◆ **INPUT**:

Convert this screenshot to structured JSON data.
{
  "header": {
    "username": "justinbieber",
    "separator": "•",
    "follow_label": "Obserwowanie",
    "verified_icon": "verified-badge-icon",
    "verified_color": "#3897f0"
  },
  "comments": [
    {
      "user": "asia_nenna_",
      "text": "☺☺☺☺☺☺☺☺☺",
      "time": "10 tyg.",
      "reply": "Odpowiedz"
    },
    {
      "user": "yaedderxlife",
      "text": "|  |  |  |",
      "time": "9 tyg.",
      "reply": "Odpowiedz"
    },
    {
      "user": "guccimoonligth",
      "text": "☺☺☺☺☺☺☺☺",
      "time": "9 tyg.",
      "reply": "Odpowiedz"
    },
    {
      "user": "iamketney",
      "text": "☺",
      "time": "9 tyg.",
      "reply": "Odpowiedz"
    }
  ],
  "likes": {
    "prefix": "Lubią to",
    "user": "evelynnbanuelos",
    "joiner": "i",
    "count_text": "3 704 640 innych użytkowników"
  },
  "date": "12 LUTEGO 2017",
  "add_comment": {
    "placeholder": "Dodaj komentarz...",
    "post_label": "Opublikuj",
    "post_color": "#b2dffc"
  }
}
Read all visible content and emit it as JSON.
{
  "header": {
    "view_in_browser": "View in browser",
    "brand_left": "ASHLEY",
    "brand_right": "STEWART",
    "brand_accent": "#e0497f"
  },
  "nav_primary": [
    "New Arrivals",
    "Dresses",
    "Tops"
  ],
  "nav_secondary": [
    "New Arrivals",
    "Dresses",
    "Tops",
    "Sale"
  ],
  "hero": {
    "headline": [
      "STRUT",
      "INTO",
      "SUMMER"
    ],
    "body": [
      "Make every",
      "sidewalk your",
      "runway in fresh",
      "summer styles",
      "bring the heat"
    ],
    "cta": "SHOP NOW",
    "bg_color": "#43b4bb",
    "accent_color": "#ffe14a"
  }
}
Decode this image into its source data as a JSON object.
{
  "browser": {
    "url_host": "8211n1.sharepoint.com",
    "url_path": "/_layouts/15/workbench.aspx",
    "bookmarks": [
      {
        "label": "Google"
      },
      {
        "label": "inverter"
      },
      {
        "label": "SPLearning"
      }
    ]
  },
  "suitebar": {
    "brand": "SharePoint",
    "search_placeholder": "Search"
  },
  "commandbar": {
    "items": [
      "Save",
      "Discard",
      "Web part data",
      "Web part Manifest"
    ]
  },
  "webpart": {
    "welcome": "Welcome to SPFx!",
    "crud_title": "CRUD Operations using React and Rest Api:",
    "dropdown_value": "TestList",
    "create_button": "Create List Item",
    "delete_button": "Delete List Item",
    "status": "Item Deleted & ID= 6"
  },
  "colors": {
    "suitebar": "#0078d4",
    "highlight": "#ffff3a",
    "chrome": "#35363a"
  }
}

◆ **TASK TO COMPLETE**: Return each line of the records above exactly as it reads.

◆ **EXERCISE OUTPUT**:
Convert this screenshot to structured JSON data.
{
  "header": {
    "username": "justinbieber",
    "separator": "•",
    "follow_label": "Obserwowanie",
    "verified_icon": "verified-badge-icon",
    "verified_color": "#3897f0"
  },
  "comments": [
    {
      "user": "asia_nenna_",
      "text": "☺☺☺☺☺☺☺☺☺",
      "time": "10 tyg.",
      "reply": "Odpowiedz"
    },
    {
      "user": "yaedderxlife",
      "text": "|  |  |  |",
      "time": "9 tyg.",
      "reply": "Odpowiedz"
    },
    {
      "user": "guccimoonligth",
      "text": "☺☺☺☺☺☺☺☺",
      "time": "9 tyg.",
      "reply": "Odpowiedz"
    },
    {
      "user": "iamketney",
      "text": "☺",
      "time": "9 tyg.",
      "reply": "Odpowiedz"
    }
  ],
  "likes": {
    "prefix": "Lubią to",
    "user": "evelynnbanuelos",
    "joiner": "i",
    "count_text": "3 704 640 innych użytkowników"
  },
  "date": "12 LUTEGO 2017",
  "add_comment": {
    "placeholder": "Dodaj komentarz...",
    "post_label": "Opublikuj",
    "post_color": "#b2dffc"
  }
}
Read all visible content and emit it as JSON.
{
  "header": {
    "view_in_browser": "View in browser",
    "brand_left": "ASHLEY",
    "brand_right": "STEWART",
    "brand_accent": "#e0497f"
  },
  "nav_primary": [
    "New Arrivals",
    "Dresses",
    "Tops"
  ],
  "nav_secondary": [
    "New Arrivals",
    "Dresses",
    "Tops",
    "Sale"
  ],
  "hero": {
    "headline": [
      "STRUT",
      "INTO",
      "SUMMER"
    ],
    "body": [
      "Make every",
      "sidewalk your",
      "runway in fresh",
      "summer styles",
      "bring the heat"
    ],
    "cta": "SHOP NOW",
    "bg_color": "#43b4bb",
    "accent_color": "#ffe14a"
  }
}
Decode this image into its source data as a JSON object.
{
  "browser": {
    "url_host": "8211n1.sharepoint.com",
    "url_path": "/_layouts/15/workbench.aspx",
    "bookmarks": [
      {
        "label": "Google"
      },
      {
        "label": "inverter"
      },
      {
        "label": "SPLearning"
      }
    ]
  },
  "suitebar": {
    "brand": "SharePoint",
    "search_placeholder": "Search"
  },
  "commandbar": {
    "items": [
      "Save",
      "Discard",
      "Web part data",
      "Web part Manifest"
    ]
  },
  "webpart": {
    "welcome": "Welcome to SPFx!",
    "crud_title": "CRUD Operations using React and Rest Api:",
    "dropdown_value": "TestList",
    "create_button": "Create List Item",
    "delete_button": "Delete List Item",
    "status": "Item Deleted & ID= 6"
  },
  "colors": {
    "suitebar": "#0078d4",
    "highlight": "#ffff3a",
    "chrome": "#35363a"
  }
}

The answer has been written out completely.